▶ [WRITTEN INSTRUCTION]
Reproduce the listing starting with the line that contains "Enumerate the UI" and going on through the line that contains "- list-item: Jacques", changing "entry-name" to "member-name" and keeping everything else the same. Leave the picture out of your answer.

▶ [LISTING]

--- Begin ---

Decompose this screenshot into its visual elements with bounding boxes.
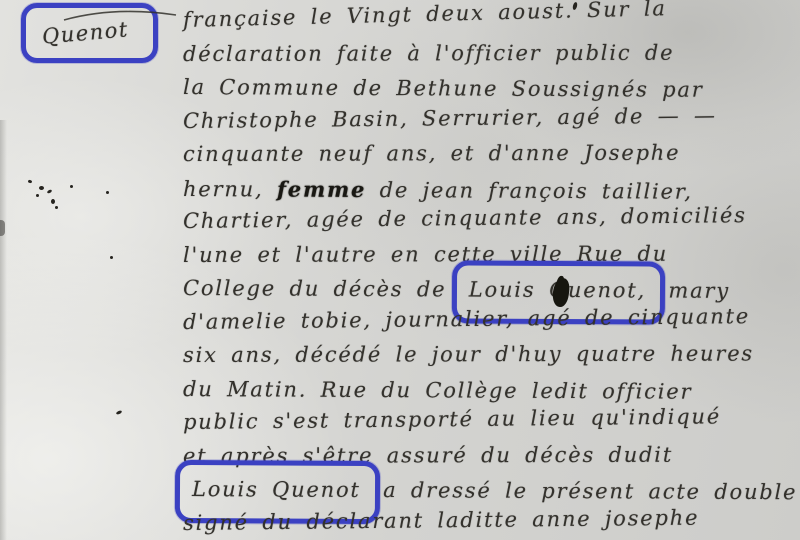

--- End ---
--- Begin ---

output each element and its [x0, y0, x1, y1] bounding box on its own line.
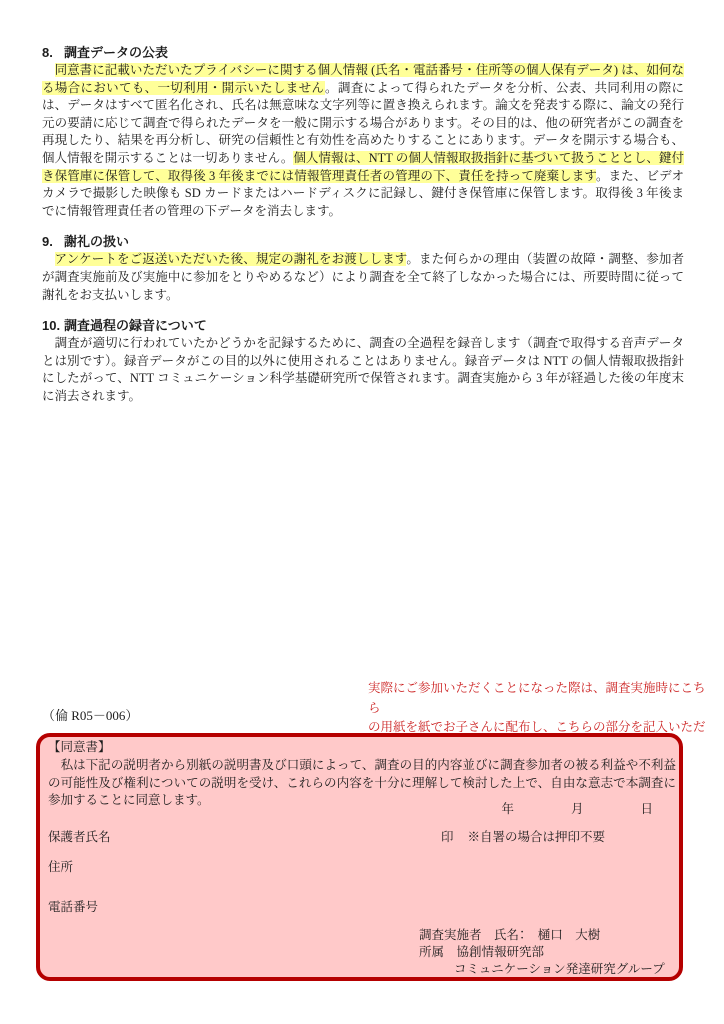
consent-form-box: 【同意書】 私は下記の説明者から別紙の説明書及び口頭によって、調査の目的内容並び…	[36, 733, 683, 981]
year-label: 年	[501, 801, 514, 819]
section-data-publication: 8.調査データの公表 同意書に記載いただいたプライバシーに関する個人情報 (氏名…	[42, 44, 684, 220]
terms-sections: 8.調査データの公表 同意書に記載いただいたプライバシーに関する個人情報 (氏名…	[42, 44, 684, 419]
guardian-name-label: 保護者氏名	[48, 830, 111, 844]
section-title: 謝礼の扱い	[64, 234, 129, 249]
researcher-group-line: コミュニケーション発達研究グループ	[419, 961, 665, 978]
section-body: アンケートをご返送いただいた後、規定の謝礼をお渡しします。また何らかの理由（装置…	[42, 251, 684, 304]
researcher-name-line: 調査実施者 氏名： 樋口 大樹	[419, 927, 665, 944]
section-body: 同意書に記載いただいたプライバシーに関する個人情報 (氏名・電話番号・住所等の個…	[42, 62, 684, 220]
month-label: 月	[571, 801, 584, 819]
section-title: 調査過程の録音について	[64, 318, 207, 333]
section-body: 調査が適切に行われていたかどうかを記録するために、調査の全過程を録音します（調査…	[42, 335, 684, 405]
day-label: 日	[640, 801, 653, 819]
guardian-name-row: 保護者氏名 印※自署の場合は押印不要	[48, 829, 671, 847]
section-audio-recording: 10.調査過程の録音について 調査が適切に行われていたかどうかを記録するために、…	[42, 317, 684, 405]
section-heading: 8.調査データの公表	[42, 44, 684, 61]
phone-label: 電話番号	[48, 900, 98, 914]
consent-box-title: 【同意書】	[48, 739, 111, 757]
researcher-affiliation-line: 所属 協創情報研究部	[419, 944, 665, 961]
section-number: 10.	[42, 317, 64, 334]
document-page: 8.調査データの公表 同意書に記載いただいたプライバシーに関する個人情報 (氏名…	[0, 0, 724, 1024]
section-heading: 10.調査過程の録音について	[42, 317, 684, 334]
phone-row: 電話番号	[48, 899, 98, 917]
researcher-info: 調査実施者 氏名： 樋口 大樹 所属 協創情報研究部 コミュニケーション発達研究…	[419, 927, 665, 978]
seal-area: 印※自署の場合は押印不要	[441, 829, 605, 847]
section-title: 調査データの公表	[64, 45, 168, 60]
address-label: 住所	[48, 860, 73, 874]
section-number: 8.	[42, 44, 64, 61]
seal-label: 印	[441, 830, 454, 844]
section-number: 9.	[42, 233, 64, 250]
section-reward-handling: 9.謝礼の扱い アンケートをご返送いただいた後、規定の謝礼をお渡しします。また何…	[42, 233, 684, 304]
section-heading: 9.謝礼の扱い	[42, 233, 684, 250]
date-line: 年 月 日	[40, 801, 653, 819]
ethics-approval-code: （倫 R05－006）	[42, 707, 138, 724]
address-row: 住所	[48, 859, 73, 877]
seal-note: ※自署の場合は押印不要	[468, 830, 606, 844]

--- End ---
--- Begin ---

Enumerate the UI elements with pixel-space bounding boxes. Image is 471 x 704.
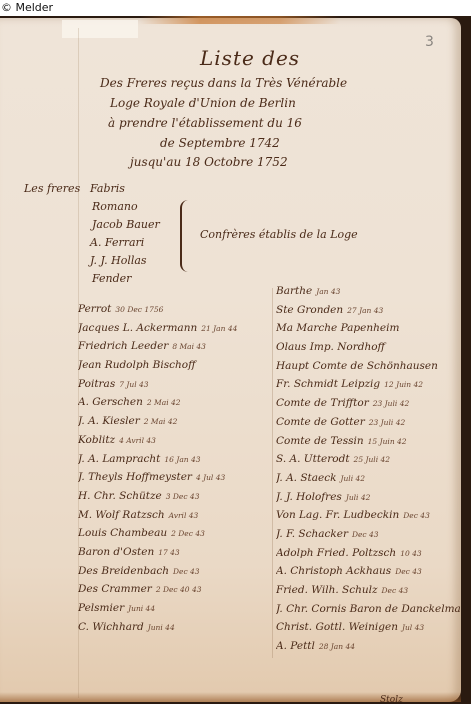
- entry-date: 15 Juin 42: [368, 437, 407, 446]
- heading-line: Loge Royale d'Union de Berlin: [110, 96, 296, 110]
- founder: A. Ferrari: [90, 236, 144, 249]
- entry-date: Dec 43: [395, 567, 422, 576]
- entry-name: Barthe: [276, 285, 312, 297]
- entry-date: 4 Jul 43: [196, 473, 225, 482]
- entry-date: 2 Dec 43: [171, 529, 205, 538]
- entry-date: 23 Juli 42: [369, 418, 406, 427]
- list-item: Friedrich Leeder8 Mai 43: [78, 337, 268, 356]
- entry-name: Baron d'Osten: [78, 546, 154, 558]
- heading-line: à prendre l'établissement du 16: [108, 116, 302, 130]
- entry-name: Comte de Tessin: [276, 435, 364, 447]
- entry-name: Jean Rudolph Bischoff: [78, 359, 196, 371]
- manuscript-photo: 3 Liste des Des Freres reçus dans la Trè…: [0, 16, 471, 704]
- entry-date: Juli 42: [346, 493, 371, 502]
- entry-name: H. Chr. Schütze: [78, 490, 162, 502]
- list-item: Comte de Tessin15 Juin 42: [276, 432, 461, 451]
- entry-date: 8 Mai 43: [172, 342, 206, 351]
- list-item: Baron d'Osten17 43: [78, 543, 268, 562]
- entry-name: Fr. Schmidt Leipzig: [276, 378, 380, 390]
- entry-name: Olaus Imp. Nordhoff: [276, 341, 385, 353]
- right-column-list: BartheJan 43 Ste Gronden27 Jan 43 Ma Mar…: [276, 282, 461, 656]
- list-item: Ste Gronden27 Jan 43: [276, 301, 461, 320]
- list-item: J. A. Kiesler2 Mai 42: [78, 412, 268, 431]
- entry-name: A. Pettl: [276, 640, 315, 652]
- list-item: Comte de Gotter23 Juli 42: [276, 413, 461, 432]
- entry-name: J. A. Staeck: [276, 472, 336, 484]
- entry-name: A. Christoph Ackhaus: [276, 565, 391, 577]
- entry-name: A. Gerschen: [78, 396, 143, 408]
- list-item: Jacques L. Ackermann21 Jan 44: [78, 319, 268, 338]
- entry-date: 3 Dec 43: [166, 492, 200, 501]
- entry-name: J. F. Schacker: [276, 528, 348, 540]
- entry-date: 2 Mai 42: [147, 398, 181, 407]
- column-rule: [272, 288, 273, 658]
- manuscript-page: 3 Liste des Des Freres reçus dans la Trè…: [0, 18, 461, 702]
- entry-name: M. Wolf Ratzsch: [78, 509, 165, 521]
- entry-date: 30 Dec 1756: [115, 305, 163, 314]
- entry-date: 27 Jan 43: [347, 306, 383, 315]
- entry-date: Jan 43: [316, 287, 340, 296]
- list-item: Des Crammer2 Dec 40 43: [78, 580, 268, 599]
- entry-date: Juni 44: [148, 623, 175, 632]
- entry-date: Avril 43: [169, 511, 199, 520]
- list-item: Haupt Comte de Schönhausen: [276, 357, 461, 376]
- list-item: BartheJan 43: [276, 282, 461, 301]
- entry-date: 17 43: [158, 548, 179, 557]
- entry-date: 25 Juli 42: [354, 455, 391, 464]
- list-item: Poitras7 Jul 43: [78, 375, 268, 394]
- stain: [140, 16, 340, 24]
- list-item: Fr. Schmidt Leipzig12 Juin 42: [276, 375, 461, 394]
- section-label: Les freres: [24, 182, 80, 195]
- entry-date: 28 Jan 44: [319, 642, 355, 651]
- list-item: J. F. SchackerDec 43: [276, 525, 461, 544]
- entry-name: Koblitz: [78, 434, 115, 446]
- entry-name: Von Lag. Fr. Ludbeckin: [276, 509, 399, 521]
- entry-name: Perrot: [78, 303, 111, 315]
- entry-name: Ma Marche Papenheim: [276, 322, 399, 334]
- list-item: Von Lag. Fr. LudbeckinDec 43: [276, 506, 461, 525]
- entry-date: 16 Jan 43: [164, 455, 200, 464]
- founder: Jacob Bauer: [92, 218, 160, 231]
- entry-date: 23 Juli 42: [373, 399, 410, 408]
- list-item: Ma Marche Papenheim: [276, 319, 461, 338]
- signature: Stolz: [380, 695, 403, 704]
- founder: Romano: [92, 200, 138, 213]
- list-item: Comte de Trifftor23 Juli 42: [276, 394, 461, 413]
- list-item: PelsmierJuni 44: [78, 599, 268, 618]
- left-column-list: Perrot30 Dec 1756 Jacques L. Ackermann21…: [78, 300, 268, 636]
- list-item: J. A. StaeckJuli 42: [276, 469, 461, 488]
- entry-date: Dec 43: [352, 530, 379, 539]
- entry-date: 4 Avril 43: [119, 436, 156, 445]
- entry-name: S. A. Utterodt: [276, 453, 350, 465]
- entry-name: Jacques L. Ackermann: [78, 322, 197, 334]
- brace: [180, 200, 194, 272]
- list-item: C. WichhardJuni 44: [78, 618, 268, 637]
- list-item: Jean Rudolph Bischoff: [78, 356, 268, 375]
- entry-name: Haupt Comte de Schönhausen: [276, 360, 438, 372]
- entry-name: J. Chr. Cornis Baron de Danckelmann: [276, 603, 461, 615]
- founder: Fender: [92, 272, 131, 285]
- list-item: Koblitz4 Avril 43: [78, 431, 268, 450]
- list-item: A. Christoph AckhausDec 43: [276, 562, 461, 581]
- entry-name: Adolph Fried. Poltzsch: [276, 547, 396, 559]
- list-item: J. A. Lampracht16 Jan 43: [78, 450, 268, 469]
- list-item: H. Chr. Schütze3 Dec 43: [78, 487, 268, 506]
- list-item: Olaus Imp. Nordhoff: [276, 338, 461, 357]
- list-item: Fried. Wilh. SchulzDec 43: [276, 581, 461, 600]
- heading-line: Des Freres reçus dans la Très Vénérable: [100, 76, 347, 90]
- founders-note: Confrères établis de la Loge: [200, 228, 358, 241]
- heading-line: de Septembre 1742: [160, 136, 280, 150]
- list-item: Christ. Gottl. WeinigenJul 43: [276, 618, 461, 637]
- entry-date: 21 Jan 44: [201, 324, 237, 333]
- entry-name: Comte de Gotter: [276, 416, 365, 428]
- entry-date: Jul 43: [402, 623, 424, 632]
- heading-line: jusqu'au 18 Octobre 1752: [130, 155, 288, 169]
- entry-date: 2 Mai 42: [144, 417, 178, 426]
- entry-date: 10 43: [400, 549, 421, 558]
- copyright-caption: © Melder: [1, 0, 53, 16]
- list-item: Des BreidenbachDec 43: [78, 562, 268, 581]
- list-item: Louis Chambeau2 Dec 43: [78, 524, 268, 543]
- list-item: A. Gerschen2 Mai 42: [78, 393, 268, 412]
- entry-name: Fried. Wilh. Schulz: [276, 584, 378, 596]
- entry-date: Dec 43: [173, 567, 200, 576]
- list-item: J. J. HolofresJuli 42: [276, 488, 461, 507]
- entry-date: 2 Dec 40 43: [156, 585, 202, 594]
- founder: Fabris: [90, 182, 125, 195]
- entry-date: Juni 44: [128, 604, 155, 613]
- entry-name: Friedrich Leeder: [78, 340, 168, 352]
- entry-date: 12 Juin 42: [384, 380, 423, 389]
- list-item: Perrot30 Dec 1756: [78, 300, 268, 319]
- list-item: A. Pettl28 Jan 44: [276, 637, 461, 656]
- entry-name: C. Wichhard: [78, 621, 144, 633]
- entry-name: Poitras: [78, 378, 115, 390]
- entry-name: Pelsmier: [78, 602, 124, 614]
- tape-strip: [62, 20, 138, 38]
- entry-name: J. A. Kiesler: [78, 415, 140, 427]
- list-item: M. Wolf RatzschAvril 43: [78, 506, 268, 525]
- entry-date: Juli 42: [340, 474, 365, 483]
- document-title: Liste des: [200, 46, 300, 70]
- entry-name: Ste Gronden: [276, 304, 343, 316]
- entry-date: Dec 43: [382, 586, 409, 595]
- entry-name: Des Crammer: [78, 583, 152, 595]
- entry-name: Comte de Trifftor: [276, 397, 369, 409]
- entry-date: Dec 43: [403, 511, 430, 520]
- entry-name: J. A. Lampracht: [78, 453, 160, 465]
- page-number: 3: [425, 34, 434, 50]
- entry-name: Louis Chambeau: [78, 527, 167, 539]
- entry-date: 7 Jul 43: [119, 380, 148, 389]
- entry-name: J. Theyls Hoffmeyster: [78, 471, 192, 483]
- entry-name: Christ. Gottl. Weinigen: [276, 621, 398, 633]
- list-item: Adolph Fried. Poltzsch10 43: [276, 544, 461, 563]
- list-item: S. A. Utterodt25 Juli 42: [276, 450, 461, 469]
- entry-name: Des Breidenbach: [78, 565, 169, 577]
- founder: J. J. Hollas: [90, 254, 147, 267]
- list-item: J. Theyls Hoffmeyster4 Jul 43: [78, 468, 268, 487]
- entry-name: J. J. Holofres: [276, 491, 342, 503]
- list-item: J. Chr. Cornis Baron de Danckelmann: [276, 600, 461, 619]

--- End ---

▶ [CORRECT RESULT]
Enumerate the UI elements with pixel-space bounding boxes. Image is 471 x 704.
- entry-date: 15 Juin 42: [368, 437, 407, 446]
- heading-line: Loge Royale d'Union de Berlin: [110, 96, 296, 110]
- founder: A. Ferrari: [90, 236, 144, 249]
- entry-date: Dec 43: [395, 567, 422, 576]
- member-name: Barthe: [276, 285, 312, 297]
- entry-date: 4 Jul 43: [196, 473, 225, 482]
- entry-date: 2 Dec 43: [171, 529, 205, 538]
- entry-date: 23 Juli 42: [369, 418, 406, 427]
- list-item: Friedrich Leeder8 Mai 43: [78, 337, 268, 356]
- member-name: Baron d'Osten: [78, 546, 154, 558]
- heading-line: à prendre l'établissement du 16: [108, 116, 302, 130]
- member-name: Comte de Tessin: [276, 435, 364, 447]
- member-name: Jean Rudolph Bischoff: [78, 359, 196, 371]
- manuscript-photo: 3 Liste des Des Freres reçus dans la Trè…: [0, 16, 471, 704]
- entry-date: Juli 42: [346, 493, 371, 502]
- member-name: H. Chr. Schütze: [78, 490, 162, 502]
- list-item: Comte de Tessin15 Juin 42: [276, 432, 461, 451]
- entry-date: 8 Mai 43: [172, 342, 206, 351]
- list-item: Baron d'Osten17 43: [78, 543, 268, 562]
- member-name: Fr. Schmidt Leipzig: [276, 378, 380, 390]
- member-name: Olaus Imp. Nordhoff: [276, 341, 385, 353]
- right-column-list: BartheJan 43 Ste Gronden27 Jan 43 Ma Mar…: [276, 282, 461, 656]
- list-item: Ste Gronden27 Jan 43: [276, 301, 461, 320]
- list-item: J. A. Kiesler2 Mai 42: [78, 412, 268, 431]
- member-name: A. Pettl: [276, 640, 315, 652]
- list-item: Comte de Gotter23 Juli 42: [276, 413, 461, 432]
- member-name: J. A. Staeck: [276, 472, 336, 484]
- member-name: A. Christoph Ackhaus: [276, 565, 391, 577]
- member-name: A. Gerschen: [78, 396, 143, 408]
- list-item: Jacques L. Ackermann21 Jan 44: [78, 319, 268, 338]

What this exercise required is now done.